- Task statement: Copy every line of the data in which the word "weight" occurs.

───── Extracted records

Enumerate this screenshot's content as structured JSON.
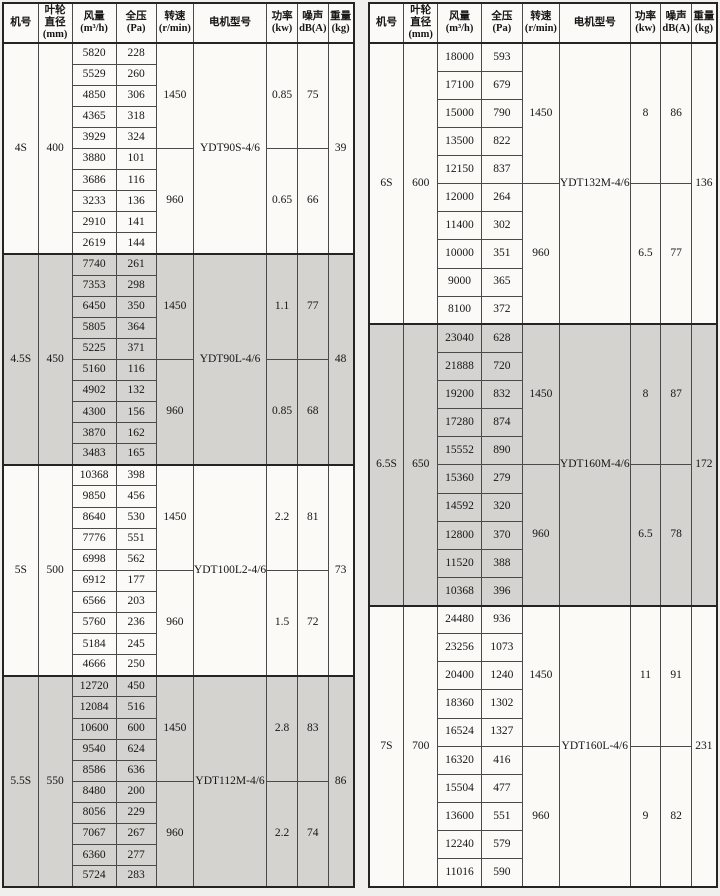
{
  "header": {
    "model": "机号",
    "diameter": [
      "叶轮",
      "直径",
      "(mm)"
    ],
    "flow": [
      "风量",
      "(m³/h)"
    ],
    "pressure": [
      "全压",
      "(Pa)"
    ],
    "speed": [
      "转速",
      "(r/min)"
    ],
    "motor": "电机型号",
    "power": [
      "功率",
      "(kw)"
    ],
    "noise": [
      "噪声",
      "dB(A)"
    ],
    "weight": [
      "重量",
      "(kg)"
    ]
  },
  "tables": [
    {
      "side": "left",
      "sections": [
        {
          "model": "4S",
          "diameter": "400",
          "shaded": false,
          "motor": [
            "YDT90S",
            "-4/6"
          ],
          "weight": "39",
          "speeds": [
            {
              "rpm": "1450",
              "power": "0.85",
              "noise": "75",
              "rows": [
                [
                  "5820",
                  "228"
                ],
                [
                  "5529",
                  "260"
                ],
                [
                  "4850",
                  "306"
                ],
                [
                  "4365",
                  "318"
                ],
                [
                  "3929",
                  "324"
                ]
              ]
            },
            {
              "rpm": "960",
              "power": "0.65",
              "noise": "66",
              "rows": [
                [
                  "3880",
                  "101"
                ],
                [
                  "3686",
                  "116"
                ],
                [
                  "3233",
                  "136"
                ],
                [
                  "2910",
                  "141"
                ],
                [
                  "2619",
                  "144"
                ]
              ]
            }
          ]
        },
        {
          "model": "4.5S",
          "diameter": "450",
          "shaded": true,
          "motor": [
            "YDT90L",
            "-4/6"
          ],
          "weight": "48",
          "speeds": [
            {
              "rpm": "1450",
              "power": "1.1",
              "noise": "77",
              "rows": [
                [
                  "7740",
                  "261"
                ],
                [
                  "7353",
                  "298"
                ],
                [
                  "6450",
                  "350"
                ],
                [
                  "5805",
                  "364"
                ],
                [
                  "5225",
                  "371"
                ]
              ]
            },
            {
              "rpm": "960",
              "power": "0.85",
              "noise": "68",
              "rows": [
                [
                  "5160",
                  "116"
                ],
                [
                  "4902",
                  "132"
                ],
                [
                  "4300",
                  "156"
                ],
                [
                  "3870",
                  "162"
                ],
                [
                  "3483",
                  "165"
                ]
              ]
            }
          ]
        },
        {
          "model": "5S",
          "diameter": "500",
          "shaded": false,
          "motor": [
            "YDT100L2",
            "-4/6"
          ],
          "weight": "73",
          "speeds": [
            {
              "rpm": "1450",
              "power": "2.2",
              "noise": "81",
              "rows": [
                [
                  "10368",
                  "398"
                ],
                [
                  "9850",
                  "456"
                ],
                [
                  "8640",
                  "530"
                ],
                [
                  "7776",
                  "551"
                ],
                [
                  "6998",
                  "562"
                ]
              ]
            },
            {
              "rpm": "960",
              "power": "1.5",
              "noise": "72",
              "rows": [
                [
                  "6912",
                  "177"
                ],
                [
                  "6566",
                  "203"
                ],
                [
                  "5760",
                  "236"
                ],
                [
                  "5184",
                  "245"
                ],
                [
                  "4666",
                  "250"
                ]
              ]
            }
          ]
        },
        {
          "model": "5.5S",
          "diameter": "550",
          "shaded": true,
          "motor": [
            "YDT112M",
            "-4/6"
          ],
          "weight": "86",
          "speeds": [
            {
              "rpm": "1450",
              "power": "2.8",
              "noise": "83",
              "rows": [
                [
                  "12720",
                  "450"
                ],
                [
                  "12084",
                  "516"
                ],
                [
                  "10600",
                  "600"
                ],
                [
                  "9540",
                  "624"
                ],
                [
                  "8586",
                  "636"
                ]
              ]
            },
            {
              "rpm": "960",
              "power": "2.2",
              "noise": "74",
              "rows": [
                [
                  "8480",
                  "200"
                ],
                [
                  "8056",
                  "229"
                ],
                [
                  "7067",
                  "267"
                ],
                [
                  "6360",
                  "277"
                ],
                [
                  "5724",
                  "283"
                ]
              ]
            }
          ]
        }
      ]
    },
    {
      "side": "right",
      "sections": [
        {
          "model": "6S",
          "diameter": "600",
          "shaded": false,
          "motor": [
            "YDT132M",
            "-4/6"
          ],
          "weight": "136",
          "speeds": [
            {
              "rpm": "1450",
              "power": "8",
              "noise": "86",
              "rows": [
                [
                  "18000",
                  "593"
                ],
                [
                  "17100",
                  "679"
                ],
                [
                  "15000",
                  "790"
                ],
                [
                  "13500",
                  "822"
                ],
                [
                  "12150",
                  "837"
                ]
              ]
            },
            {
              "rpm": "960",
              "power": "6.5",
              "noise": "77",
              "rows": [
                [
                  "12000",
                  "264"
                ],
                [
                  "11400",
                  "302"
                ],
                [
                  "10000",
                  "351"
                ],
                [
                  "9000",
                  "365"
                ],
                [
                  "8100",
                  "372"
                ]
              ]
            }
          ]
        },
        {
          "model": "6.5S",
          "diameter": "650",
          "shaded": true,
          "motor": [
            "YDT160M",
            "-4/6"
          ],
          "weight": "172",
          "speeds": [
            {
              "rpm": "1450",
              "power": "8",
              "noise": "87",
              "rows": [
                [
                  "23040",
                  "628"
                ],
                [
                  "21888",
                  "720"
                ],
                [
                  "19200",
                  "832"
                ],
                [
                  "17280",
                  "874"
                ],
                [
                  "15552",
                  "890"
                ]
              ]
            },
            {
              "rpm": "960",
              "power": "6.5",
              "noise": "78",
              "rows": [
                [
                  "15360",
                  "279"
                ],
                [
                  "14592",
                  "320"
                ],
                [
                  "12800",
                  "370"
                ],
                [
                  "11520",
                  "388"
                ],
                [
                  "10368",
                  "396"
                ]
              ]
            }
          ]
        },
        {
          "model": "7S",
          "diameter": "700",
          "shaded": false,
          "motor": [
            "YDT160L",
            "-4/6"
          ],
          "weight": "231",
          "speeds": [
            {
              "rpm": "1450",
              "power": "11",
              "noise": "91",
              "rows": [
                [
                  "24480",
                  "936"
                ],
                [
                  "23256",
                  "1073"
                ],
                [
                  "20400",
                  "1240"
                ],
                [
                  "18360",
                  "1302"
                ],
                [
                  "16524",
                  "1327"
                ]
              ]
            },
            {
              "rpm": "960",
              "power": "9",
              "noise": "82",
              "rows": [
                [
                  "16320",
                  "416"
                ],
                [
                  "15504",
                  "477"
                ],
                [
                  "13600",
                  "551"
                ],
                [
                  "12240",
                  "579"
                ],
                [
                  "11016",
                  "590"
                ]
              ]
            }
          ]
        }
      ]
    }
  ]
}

──────────
───── Extracted records

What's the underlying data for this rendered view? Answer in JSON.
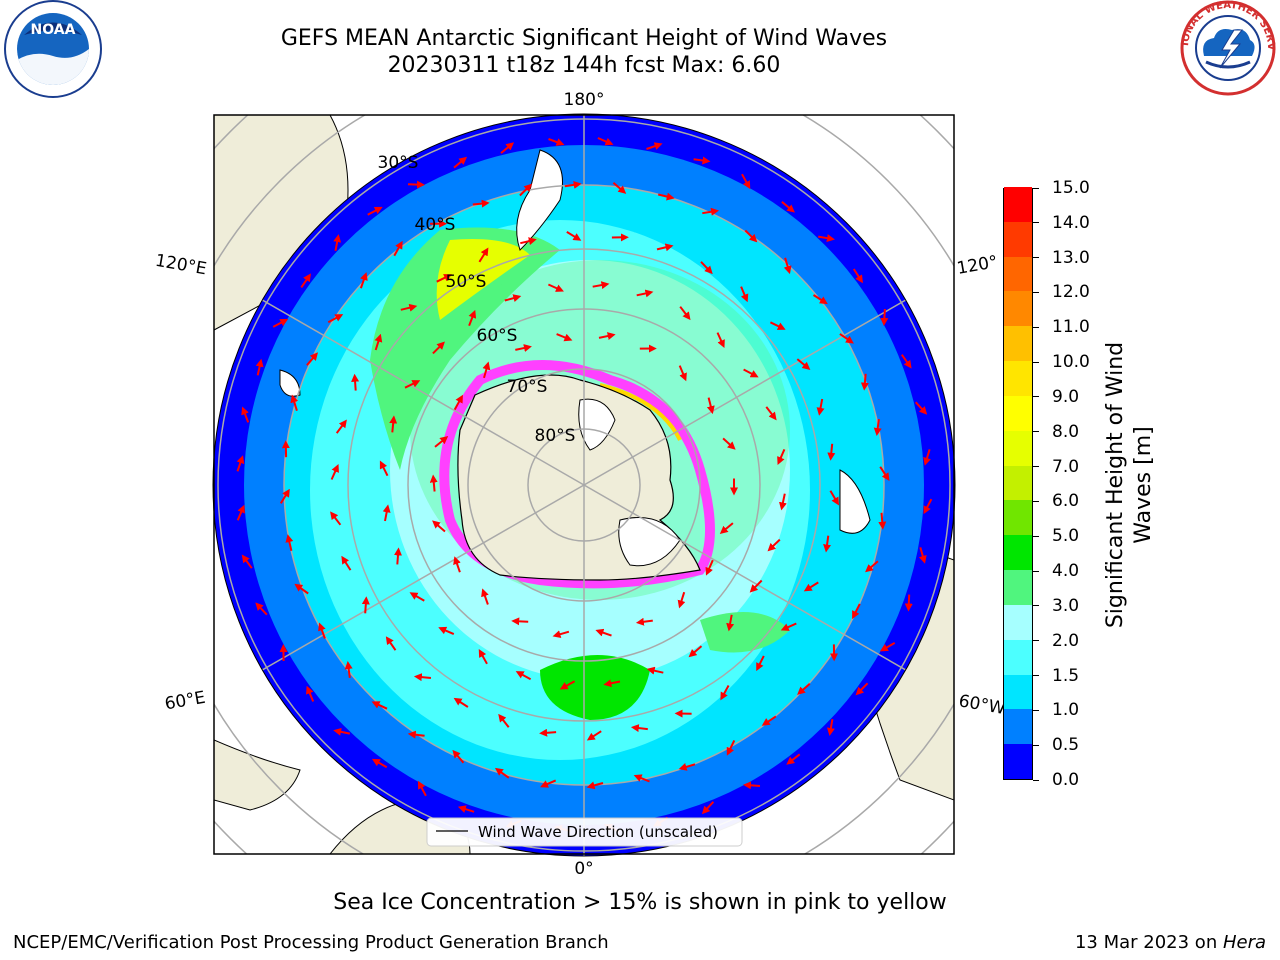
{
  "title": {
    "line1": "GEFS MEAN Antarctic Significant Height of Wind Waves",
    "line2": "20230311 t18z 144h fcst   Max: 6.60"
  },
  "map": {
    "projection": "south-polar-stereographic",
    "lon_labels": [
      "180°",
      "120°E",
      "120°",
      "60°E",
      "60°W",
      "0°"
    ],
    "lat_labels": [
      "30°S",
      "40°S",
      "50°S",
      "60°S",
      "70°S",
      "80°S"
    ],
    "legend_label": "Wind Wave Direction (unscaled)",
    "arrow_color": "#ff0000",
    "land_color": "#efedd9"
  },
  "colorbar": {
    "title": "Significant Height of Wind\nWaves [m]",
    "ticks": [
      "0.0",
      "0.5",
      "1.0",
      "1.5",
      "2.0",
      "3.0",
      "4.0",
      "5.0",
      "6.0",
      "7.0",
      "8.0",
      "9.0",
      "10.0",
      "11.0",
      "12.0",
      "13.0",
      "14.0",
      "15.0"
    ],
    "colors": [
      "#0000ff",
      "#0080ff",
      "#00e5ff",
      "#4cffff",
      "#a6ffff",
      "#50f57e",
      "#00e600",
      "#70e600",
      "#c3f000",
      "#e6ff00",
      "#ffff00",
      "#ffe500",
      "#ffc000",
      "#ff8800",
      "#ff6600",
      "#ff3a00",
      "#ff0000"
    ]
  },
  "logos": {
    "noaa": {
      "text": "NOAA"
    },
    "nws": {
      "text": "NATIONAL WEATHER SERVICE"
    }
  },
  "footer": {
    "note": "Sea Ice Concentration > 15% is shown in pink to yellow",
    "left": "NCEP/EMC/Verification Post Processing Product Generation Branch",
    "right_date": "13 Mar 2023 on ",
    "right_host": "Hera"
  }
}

──────────

- Completed task:
    "weight": [
          "weight": "39",
          "weight": "48",
          "weight": "73",
          "weight": "86",
          "weight": "136",
          "weight": "172",
          "weight": "231",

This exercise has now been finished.